-- START --

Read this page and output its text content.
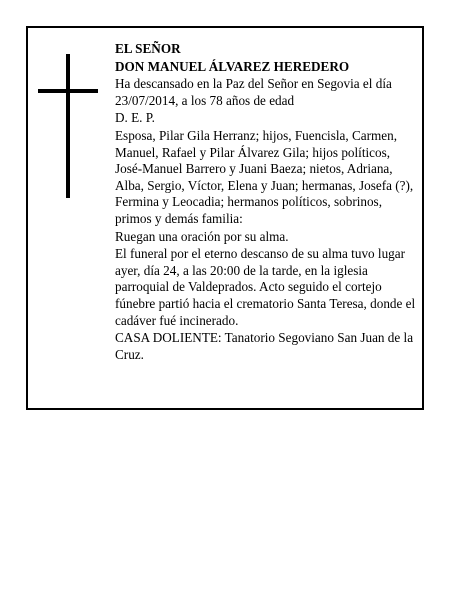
EL SEÑOR

DON MANUEL ÁLVAREZ HEREDERO

Ha descansado en la Paz del Señor en Segovia el día 23/07/2014, a los 78 años de edad

D. E. P.

Esposa, Pilar Gila Herranz; hijos, Fuencisla, Carmen, Manuel, Rafael y Pilar Álvarez Gila; hijos políticos, José-Manuel Barrero y Juani Baeza; nietos, Adriana, Alba, Sergio, Víctor, Elena y Juan; hermanas, Josefa (?), Fermina y Leocadia; hermanos políticos, sobrinos, primos y demás familia:

Ruegan una oración por su alma.

El funeral por el eterno descanso de su alma tuvo lugar ayer, día 24, a las 20:00 de la tarde, en la iglesia parroquial de Valdeprados. Acto seguido el cortejo fúnebre partió hacia el crematorio Santa Teresa, donde el cadáver fué incinerado.

CASA DOLIENTE: Tanatorio Segoviano San Juan de la Cruz.
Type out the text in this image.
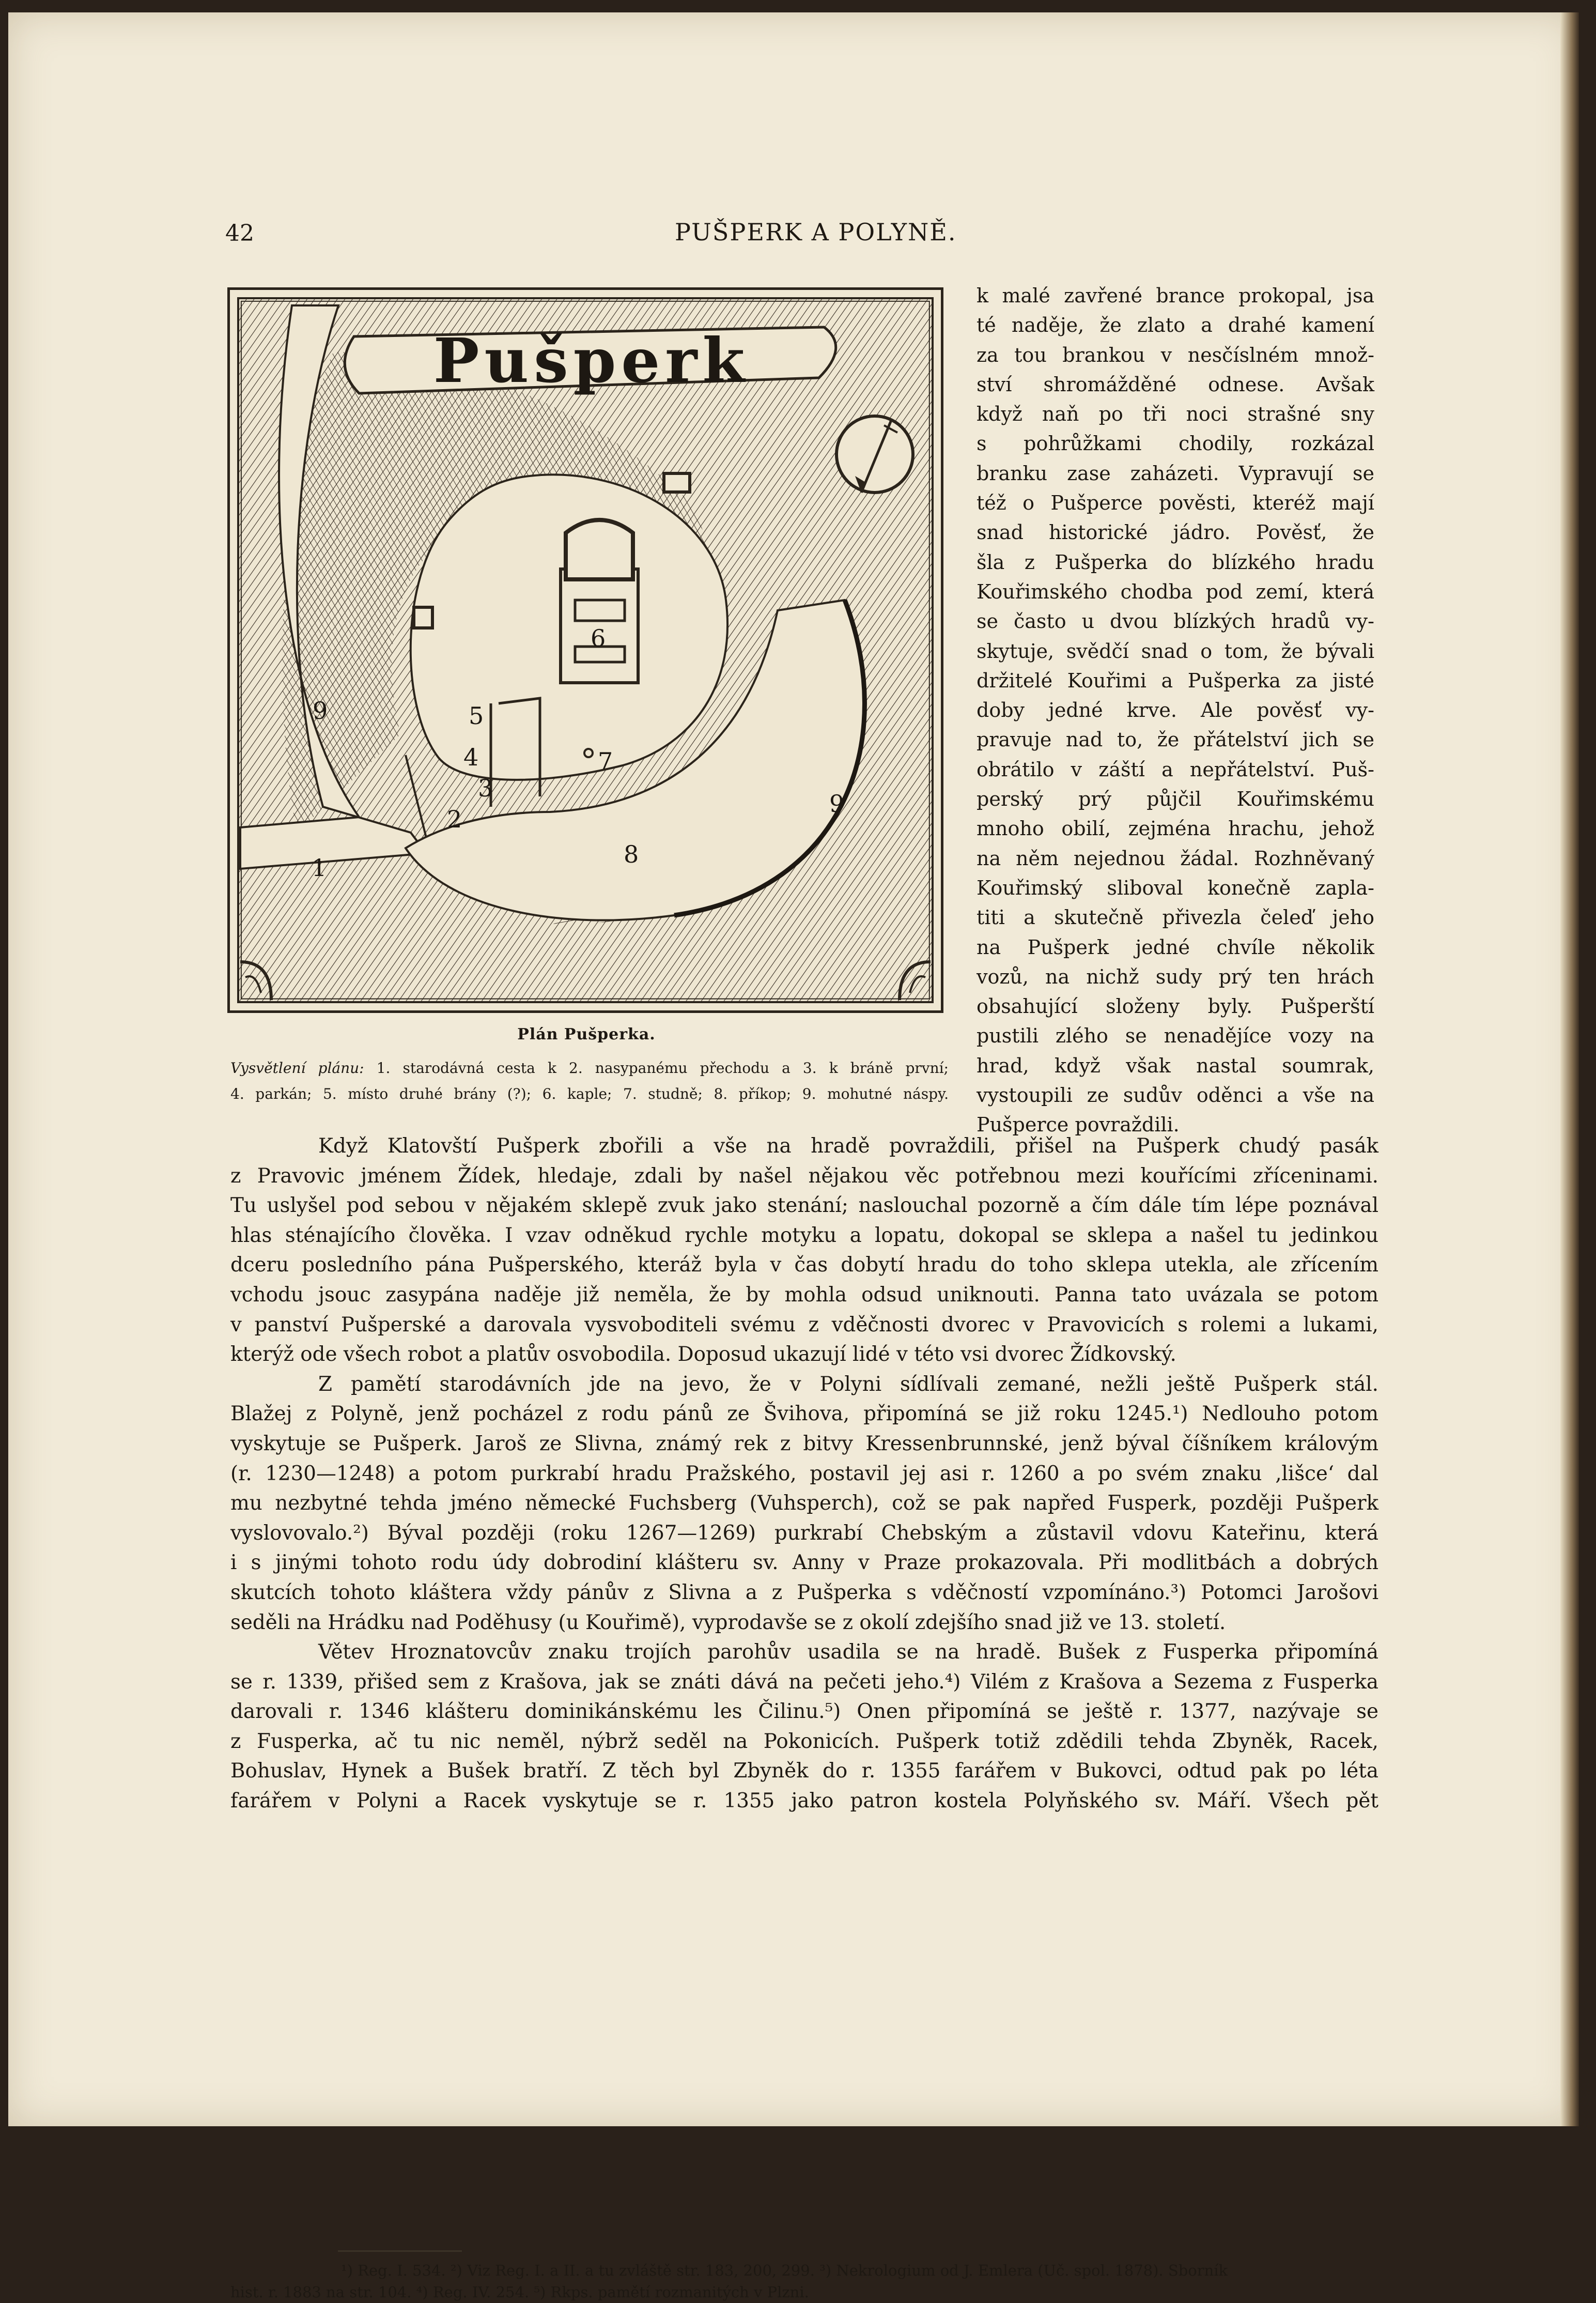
42	PUŠPERK A POLYNĚ.
Pušperk
1
2
3
4
5
6
7
8
9
9
Plán Pušperka.
Vysvětlení plánu: 1. starodávná cesta k 2. nasypanému přechodu a 3. k bráně první;
4. parkán; 5. místo druhé brány (?); 6. kaple; 7. studně; 8. příkop; 9. mohutné náspy.
k malé zavřené brance prokopal, jsa
té naděje, že zlato a drahé kamení
za tou brankou v nesčíslném množ-
ství shromážděné odnese. Avšak
když naň po tři noci strašné sny
s pohrůžkami chodily, rozkázal
branku zase zaházeti. Vypravují se
též o Pušperce pověsti, kteréž mají
snad historické jádro. Pověsť, že
šla z Pušperka do blízkého hradu
Kouřimského chodba pod zemí, která
se často u dvou blízkých hradů vy-
skytuje, svědčí snad o tom, že bývali
držitelé Kouřimi a Pušperka za jisté
doby jedné krve. Ale pověsť vy-
pravuje nad to, že přátelství jich se
obrátilo v záští a nepřátelství. Puš-
perský prý půjčil Kouřimskému
mnoho obilí, zejména hrachu, jehož
na něm nejednou žádal. Rozhněvaný
Kouřimský sliboval konečně zapla-
titi a skutečně přivezla čeleď jeho
na Pušperk jedné chvíle několik
vozů, na nichž sudy prý ten hrách
obsahující složeny byly. Pušperští
pustili zlého se nenadějíce vozy na
hrad, když však nastal soumrak,
vystoupili ze sudův oděnci a vše na
Pušperce povraždili.
Když Klatovští Pušperk zbořili a vše na hradě povraždili, přišel na Pušperk chudý pasák
z Pravovic jménem Žídek, hledaje, zdali by našel nějakou věc potřebnou mezi kouřícími zříceninami.
Tu uslyšel pod sebou v nějakém sklepě zvuk jako stenání; naslouchal pozorně a čím dále tím lépe poznával
hlas sténajícího člověka. I vzav odněkud rychle motyku a lopatu, dokopal se sklepa a našel tu jedinkou
dceru posledního pána Pušperského, kteráž byla v čas dobytí hradu do toho sklepa utekla, ale zřícením
vchodu jsouc zasypána naděje již neměla, že by mohla odsud uniknouti. Panna tato uvázala se potom
v panství Pušperské a darovala vysvoboditeli svému z vděčnosti dvorec v Pravovicích s rolemi a lukami,
kterýž ode všech robot a platův osvobodila. Doposud ukazují lidé v této vsi dvorec Žídkovský.
Z pamětí starodávních jde na jevo, že v Polyni sídlívali zemané, nežli ještě Pušperk stál.
Blažej z Polyně, jenž pocházel z rodu pánů ze Švihova, připomíná se již roku 1245.¹) Nedlouho potom
vyskytuje se Pušperk. Jaroš ze Slivna, známý rek z bitvy Kressenbrunnské, jenž býval číšníkem královým
(r. 1230—1248) a potom purkrabí hradu Pražského, postavil jej asi r. 1260 a po svém znaku ‚lišce‘ dal
mu nezbytné tehda jméno německé Fuchsberg (Vuhsperch), což se pak napřed Fusperk, později Pušperk
vyslovovalo.²) Býval později (roku 1267—1269) purkrabí Chebským a zůstavil vdovu Kateřinu, která
i s jinými tohoto rodu údy dobrodiní klášteru sv. Anny v Praze prokazovala. Při modlitbách a dobrých
skutcích tohoto kláštera vždy pánův z Slivna a z Pušperka s vděčností vzpomínáno.³) Potomci Jarošovi
seděli na Hrádku nad Poděhusy (u Kouřimě), vyprodavše se z okolí zdejšího snad již ve 13. století.
Větev Hroznatovcův znaku trojích parohův usadila se na hradě. Bušek z Fusperka připomíná
se r. 1339, přišed sem z Krašova, jak se znáti dává na pečeti jeho.⁴) Vilém z Krašova a Sezema z Fusperka
darovali r. 1346 klášteru dominikánskému les Čilinu.⁵) Onen připomíná se ještě r. 1377, nazývaje se
z Fusperka, ač tu nic neměl, nýbrž seděl na Pokonicích. Pušperk totiž zdědili tehda Zbyněk, Racek,
Bohuslav, Hynek a Bušek bratří. Z těch byl Zbyněk do r. 1355 farářem v Bukovci, odtud pak po léta
farářem v Polyni a Racek vyskytuje se r. 1355 jako patron kostela Polyňského sv. Máří. Všech pět
¹) Reg. I. 534. ²) Viz Reg. I. a II. a tu zvláště str. 183, 200, 299. ³) Nekrologium od J. Emlera (Uč. spol. 1878). Sborník
hist. r. 1883 na str. 104. ⁴) Reg. IV. 254. ⁵) Rkps. pamětí rozmanitých v Plzni.
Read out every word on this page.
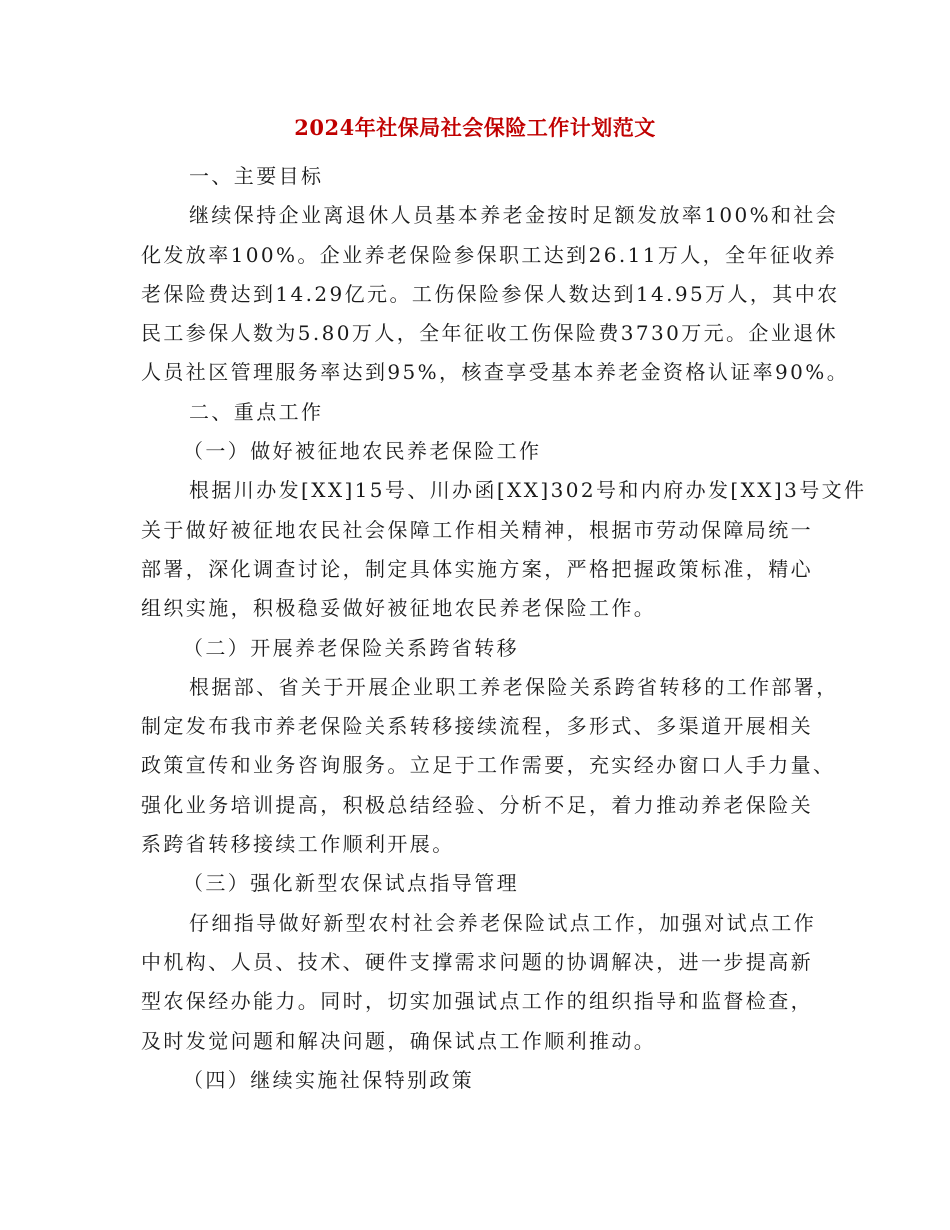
2024年社保局社会保险工作计划范文
一、主要目标
继续保持企业离退休人员基本养老金按时足额发放率100%和社会
化发放率100%。企业养老保险参保职工达到26.11万人，全年征收养
老保险费达到14.29亿元。工伤保险参保人数达到14.95万人，其中农
民工参保人数为5.80万人，全年征收工伤保险费3730万元。企业退休
人员社区管理服务率达到95%，核查享受基本养老金资格认证率90%。
二、重点工作
（一）做好被征地农民养老保险工作
根据川办发[XX]15号、川办函[XX]302号和内府办发[XX]3号文件
关于做好被征地农民社会保障工作相关精神，根据市劳动保障局统一
部署，深化调查讨论，制定具体实施方案，严格把握政策标准，精心
组织实施，积极稳妥做好被征地农民养老保险工作。
（二）开展养老保险关系跨省转移
根据部、省关于开展企业职工养老保险关系跨省转移的工作部署，
制定发布我市养老保险关系转移接续流程，多形式、多渠道开展相关
政策宣传和业务咨询服务。立足于工作需要，充实经办窗口人手力量、
强化业务培训提高，积极总结经验、分析不足，着力推动养老保险关
系跨省转移接续工作顺利开展。
（三）强化新型农保试点指导管理
仔细指导做好新型农村社会养老保险试点工作，加强对试点工作
中机构、人员、技术、硬件支撑需求问题的协调解决，进一步提高新
型农保经办能力。同时，切实加强试点工作的组织指导和监督检查，
及时发觉问题和解决问题，确保试点工作顺利推动。
（四）继续实施社保特别政策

-- END --

[Written instruction]: From the listing, extract all text exactly as given and drop any picture.

[Exercise answer]:
Read this page and output its text content.
EL SEÑOR

DON MANUEL ÁLVAREZ HEREDERO

Ha descansado en la Paz del Señor en Segovia el día 23/07/2014, a los 78 años de edad

D. E. P.

Esposa, Pilar Gila Herranz; hijos, Fuencisla, Carmen, Manuel, Rafael y Pilar Álvarez Gila; hijos políticos, José-Manuel Barrero y Juani Baeza; nietos, Adriana, Alba, Sergio, Víctor, Elena y Juan; hermanas, Josefa (?), Fermina y Leocadia; hermanos políticos, sobrinos, primos y demás familia:

Ruegan una oración por su alma.

El funeral por el eterno descanso de su alma tuvo lugar ayer, día 24, a las 20:00 de la tarde, en la iglesia parroquial de Valdeprados. Acto seguido el cortejo fúnebre partió hacia el crematorio Santa Teresa, donde el cadáver fué incinerado.

CASA DOLIENTE: Tanatorio Segoviano San Juan de la Cruz.
Type out the text in this image.
42	PUŠPERK A POLYNĚ.
Pušperk
1
2
3
4
5
6
7
8
9
9
Plán Pušperka.
Vysvětlení plánu: 1. starodávná cesta k 2. nasypanému přechodu a 3. k bráně první;
4. parkán; 5. místo druhé brány (?); 6. kaple; 7. studně; 8. příkop; 9. mohutné náspy.
k malé zavřené brance prokopal, jsa
té naděje, že zlato a drahé kamení
za tou brankou v nesčíslném množ-
ství shromážděné odnese. Avšak
když naň po tři noci strašné sny
s pohrůžkami chodily, rozkázal
branku zase zaházeti. Vypravují se
též o Pušperce pověsti, kteréž mají
snad historické jádro. Pověsť, že
šla z Pušperka do blízkého hradu
Kouřimského chodba pod zemí, která
se často u dvou blízkých hradů vy-
skytuje, svědčí snad o tom, že bývali
držitelé Kouřimi a Pušperka za jisté
doby jedné krve. Ale pověsť vy-
pravuje nad to, že přátelství jich se
obrátilo v záští a nepřátelství. Puš-
perský prý půjčil Kouřimskému
mnoho obilí, zejména hrachu, jehož
na něm nejednou žádal. Rozhněvaný
Kouřimský sliboval konečně zapla-
titi a skutečně přivezla čeleď jeho
na Pušperk jedné chvíle několik
vozů, na nichž sudy prý ten hrách
obsahující složeny byly. Pušperští
pustili zlého se nenadějíce vozy na
hrad, když však nastal soumrak,
vystoupili ze sudův oděnci a vše na
Pušperce povraždili.
Když Klatovští Pušperk zbořili a vše na hradě povraždili, přišel na Pušperk chudý pasák
z Pravovic jménem Žídek, hledaje, zdali by našel nějakou věc potřebnou mezi kouřícími zříceninami.
Tu uslyšel pod sebou v nějakém sklepě zvuk jako stenání; naslouchal pozorně a čím dále tím lépe poznával
hlas sténajícího člověka. I vzav odněkud rychle motyku a lopatu, dokopal se sklepa a našel tu jedinkou
dceru posledního pána Pušperského, kteráž byla v čas dobytí hradu do toho sklepa utekla, ale zřícením
vchodu jsouc zasypána naděje již neměla, že by mohla odsud uniknouti. Panna tato uvázala se potom
v panství Pušperské a darovala vysvoboditeli svému z vděčnosti dvorec v Pravovicích s rolemi a lukami,
kterýž ode všech robot a platův osvobodila. Doposud ukazují lidé v této vsi dvorec Žídkovský.
Z pamětí starodávních jde na jevo, že v Polyni sídlívali zemané, nežli ještě Pušperk stál.
Blažej z Polyně, jenž pocházel z rodu pánů ze Švihova, připomíná se již roku 1245.¹) Nedlouho potom
vyskytuje se Pušperk. Jaroš ze Slivna, známý rek z bitvy Kressenbrunnské, jenž býval číšníkem královým
(r. 1230—1248) a potom purkrabí hradu Pražského, postavil jej asi r. 1260 a po svém znaku ‚lišce‘ dal
mu nezbytné tehda jméno německé Fuchsberg (Vuhsperch), což se pak napřed Fusperk, později Pušperk
vyslovovalo.²) Býval později (roku 1267—1269) purkrabí Chebským a zůstavil vdovu Kateřinu, která
i s jinými tohoto rodu údy dobrodiní klášteru sv. Anny v Praze prokazovala. Při modlitbách a dobrých
skutcích tohoto kláštera vždy pánův z Slivna a z Pušperka s vděčností vzpomínáno.³) Potomci Jarošovi
seděli na Hrádku nad Poděhusy (u Kouřimě), vyprodavše se z okolí zdejšího snad již ve 13. století.
Větev Hroznatovcův znaku trojích parohův usadila se na hradě. Bušek z Fusperka připomíná
se r. 1339, přišed sem z Krašova, jak se znáti dává na pečeti jeho.⁴) Vilém z Krašova a Sezema z Fusperka
darovali r. 1346 klášteru dominikánskému les Čilinu.⁵) Onen připomíná se ještě r. 1377, nazývaje se
z Fusperka, ač tu nic neměl, nýbrž seděl na Pokonicích. Pušperk totiž zdědili tehda Zbyněk, Racek,
Bohuslav, Hynek a Bušek bratří. Z těch byl Zbyněk do r. 1355 farářem v Bukovci, odtud pak po léta
farářem v Polyni a Racek vyskytuje se r. 1355 jako patron kostela Polyňského sv. Máří. Všech pět
¹) Reg. I. 534. ²) Viz Reg. I. a II. a tu zvláště str. 183, 200, 299. ³) Nekrologium od J. Emlera (Uč. spol. 1878). Sborník
hist. r. 1883 na str. 104. ⁴) Reg. IV. 254. ⁵) Rkps. pamětí rozmanitých v Plzni.
Read out every word on this page.
2024年社保局社会保险工作计划范文
一、主要目标
继续保持企业离退休人员基本养老金按时足额发放率100%和社会
化发放率100%。企业养老保险参保职工达到26.11万人，全年征收养
老保险费达到14.29亿元。工伤保险参保人数达到14.95万人，其中农
民工参保人数为5.80万人，全年征收工伤保险费3730万元。企业退休
人员社区管理服务率达到95%，核查享受基本养老金资格认证率90%。
二、重点工作
（一）做好被征地农民养老保险工作
根据川办发[XX]15号、川办函[XX]302号和内府办发[XX]3号文件
关于做好被征地农民社会保障工作相关精神，根据市劳动保障局统一
部署，深化调查讨论，制定具体实施方案，严格把握政策标准，精心
组织实施，积极稳妥做好被征地农民养老保险工作。
（二）开展养老保险关系跨省转移
根据部、省关于开展企业职工养老保险关系跨省转移的工作部署，
制定发布我市养老保险关系转移接续流程，多形式、多渠道开展相关
政策宣传和业务咨询服务。立足于工作需要，充实经办窗口人手力量、
强化业务培训提高，积极总结经验、分析不足，着力推动养老保险关
系跨省转移接续工作顺利开展。
（三）强化新型农保试点指导管理
仔细指导做好新型农村社会养老保险试点工作，加强对试点工作
中机构、人员、技术、硬件支撑需求问题的协调解决，进一步提高新
型农保经办能力。同时，切实加强试点工作的组织指导和监督检查，
及时发觉问题和解决问题，确保试点工作顺利推动。
（四）继续实施社保特别政策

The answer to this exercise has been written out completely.